» Requirement
Leave out the pictures and reproduce all of the data exactly.

Dataset items
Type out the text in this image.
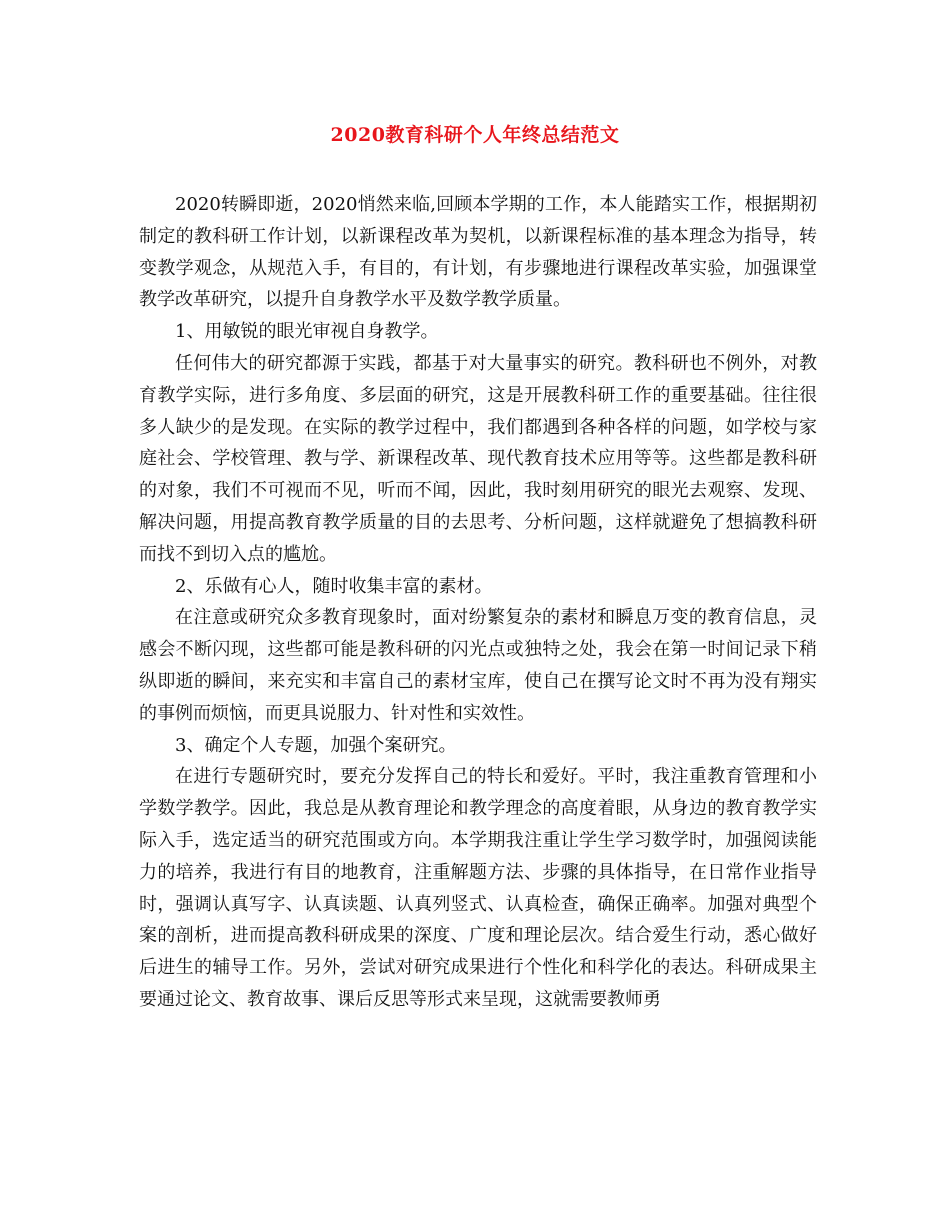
2020教育科研个人年终总结范文

2020转瞬即逝，2020悄然来临,回顾本学期的工作，本人能踏实工作，根据期初制定的教科研工作计划，以新课程改革为契机，以新课程标准的基本理念为指导，转变教学观念，从规范入手，有目的，有计划，有步骤地进行课程改革实验，加强课堂教学改革研究，以提升自身教学水平及数学教学质量。

1、用敏锐的眼光审视自身教学。

任何伟大的研究都源于实践，都基于对大量事实的研究。教科研也不例外，对教育教学实际，进行多角度、多层面的研究，这是开展教科研工作的重要基础。往往很多人缺少的是发现。在实际的教学过程中，我们都遇到各种各样的问题，如学校与家庭社会、学校管理、教与学、新课程改革、现代教育技术应用等等。这些都是教科研的对象，我们不可视而不见，听而不闻，因此，我时刻用研究的眼光去观察、发现、解决问题，用提高教育教学质量的目的去思考、分析问题，这样就避免了想搞教科研而找不到切入点的尴尬。

2、乐做有心人，随时收集丰富的素材。

在注意或研究众多教育现象时，面对纷繁复杂的素材和瞬息万变的教育信息，灵感会不断闪现，这些都可能是教科研的闪光点或独特之处，我会在第一时间记录下稍纵即逝的瞬间，来充实和丰富自己的素材宝库，使自己在撰写论文时不再为没有翔实的事例而烦恼，而更具说服力、针对性和实效性。

3、确定个人专题，加强个案研究。

在进行专题研究时，要充分发挥自己的特长和爱好。平时，我注重教育管理和小学数学教学。因此，我总是从教育理论和教学理念的高度着眼，从身边的教育教学实际入手，选定适当的研究范围或方向。本学期我注重让学生学习数学时，加强阅读能力的培养，我进行有目的地教育，注重解题方法、步骤的具体指导，在日常作业指导时，强调认真写字、认真读题、认真列竖式、认真检查，确保正确率。加强对典型个案的剖析，进而提高教科研成果的深度、广度和理论层次。结合爱生行动，悉心做好后进生的辅导工作。另外，尝试对研究成果进行个性化和科学化的表达。科研成果主要通过论文、教育故事、课后反思等形式来呈现，这就需要教师勇
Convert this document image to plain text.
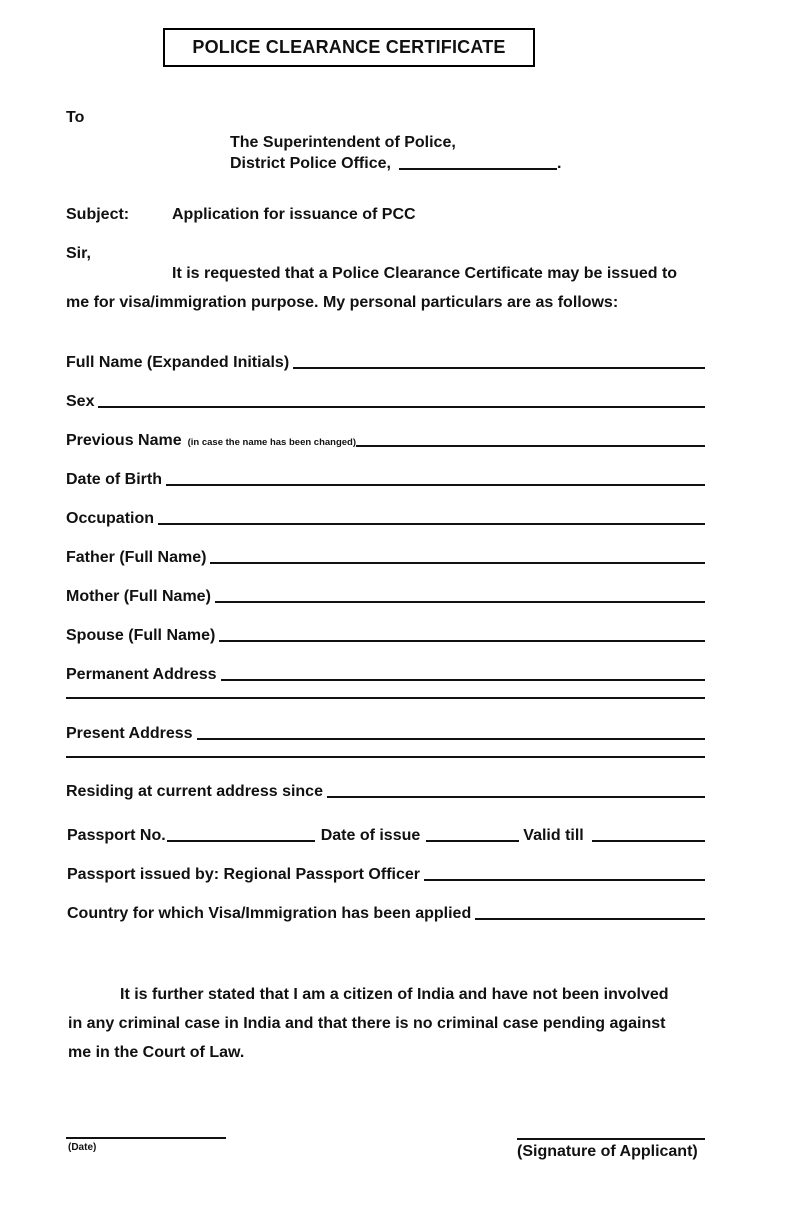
POLICE CLEARANCE CERTIFICATE
To
The Superintendent of Police,
District Police Office,	.
Subject:	Application for issuance of PCC
Sir,
It is requested that a Police Clearance Certificate may be issued to
me for visa/immigration purpose. My personal particulars are as follows:
Full Name (Expanded Initials)
Sex
Previous Name (in case the name has been changed)
Date of Birth
Occupation
Father (Full Name)
Mother (Full Name)
Spouse (Full Name)
Permanent Address
Present Address
Residing at current address since
Passport No.	Date of issue	Valid till
Passport issued by: Regional Passport Officer
Country for which Visa/Immigration has been applied
It is further stated that I am a citizen of India and have not been involved
in any criminal case in India and that there is no criminal case pending against
me in the Court of Law.
(Date)	(Signature of Applicant)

» Solution to this exercise
Type out the text in this image.
2020教育科研个人年终总结范文

2020转瞬即逝，2020悄然来临,回顾本学期的工作，本人能踏实工作，根据期初制定的教科研工作计划，以新课程改革为契机，以新课程标准的基本理念为指导，转变教学观念，从规范入手，有目的，有计划，有步骤地进行课程改革实验，加强课堂教学改革研究，以提升自身教学水平及数学教学质量。

1、用敏锐的眼光审视自身教学。

任何伟大的研究都源于实践，都基于对大量事实的研究。教科研也不例外，对教育教学实际，进行多角度、多层面的研究，这是开展教科研工作的重要基础。往往很多人缺少的是发现。在实际的教学过程中，我们都遇到各种各样的问题，如学校与家庭社会、学校管理、教与学、新课程改革、现代教育技术应用等等。这些都是教科研的对象，我们不可视而不见，听而不闻，因此，我时刻用研究的眼光去观察、发现、解决问题，用提高教育教学质量的目的去思考、分析问题，这样就避免了想搞教科研而找不到切入点的尴尬。

2、乐做有心人，随时收集丰富的素材。

在注意或研究众多教育现象时，面对纷繁复杂的素材和瞬息万变的教育信息，灵感会不断闪现，这些都可能是教科研的闪光点或独特之处，我会在第一时间记录下稍纵即逝的瞬间，来充实和丰富自己的素材宝库，使自己在撰写论文时不再为没有翔实的事例而烦恼，而更具说服力、针对性和实效性。

3、确定个人专题，加强个案研究。

在进行专题研究时，要充分发挥自己的特长和爱好。平时，我注重教育管理和小学数学教学。因此，我总是从教育理论和教学理念的高度着眼，从身边的教育教学实际入手，选定适当的研究范围或方向。本学期我注重让学生学习数学时，加强阅读能力的培养，我进行有目的地教育，注重解题方法、步骤的具体指导，在日常作业指导时，强调认真写字、认真读题、认真列竖式、认真检查，确保正确率。加强对典型个案的剖析，进而提高教科研成果的深度、广度和理论层次。结合爱生行动，悉心做好后进生的辅导工作。另外，尝试对研究成果进行个性化和科学化的表达。科研成果主要通过论文、教育故事、课后反思等形式来呈现，这就需要教师勇
Convert this document image to plain text.
POLICE CLEARANCE CERTIFICATE
To
The Superintendent of Police,
District Police Office,	.
Subject:	Application for issuance of PCC
Sir,
It is requested that a Police Clearance Certificate may be issued to
me for visa/immigration purpose. My personal particulars are as follows:
Full Name (Expanded Initials)
Sex
Previous Name (in case the name has been changed)
Date of Birth
Occupation
Father (Full Name)
Mother (Full Name)
Spouse (Full Name)
Permanent Address
Present Address
Residing at current address since
Passport No.	Date of issue	Valid till
Passport issued by: Regional Passport Officer
Country for which Visa/Immigration has been applied
It is further stated that I am a citizen of India and have not been involved
in any criminal case in India and that there is no criminal case pending against
me in the Court of Law.
(Date)	(Signature of Applicant)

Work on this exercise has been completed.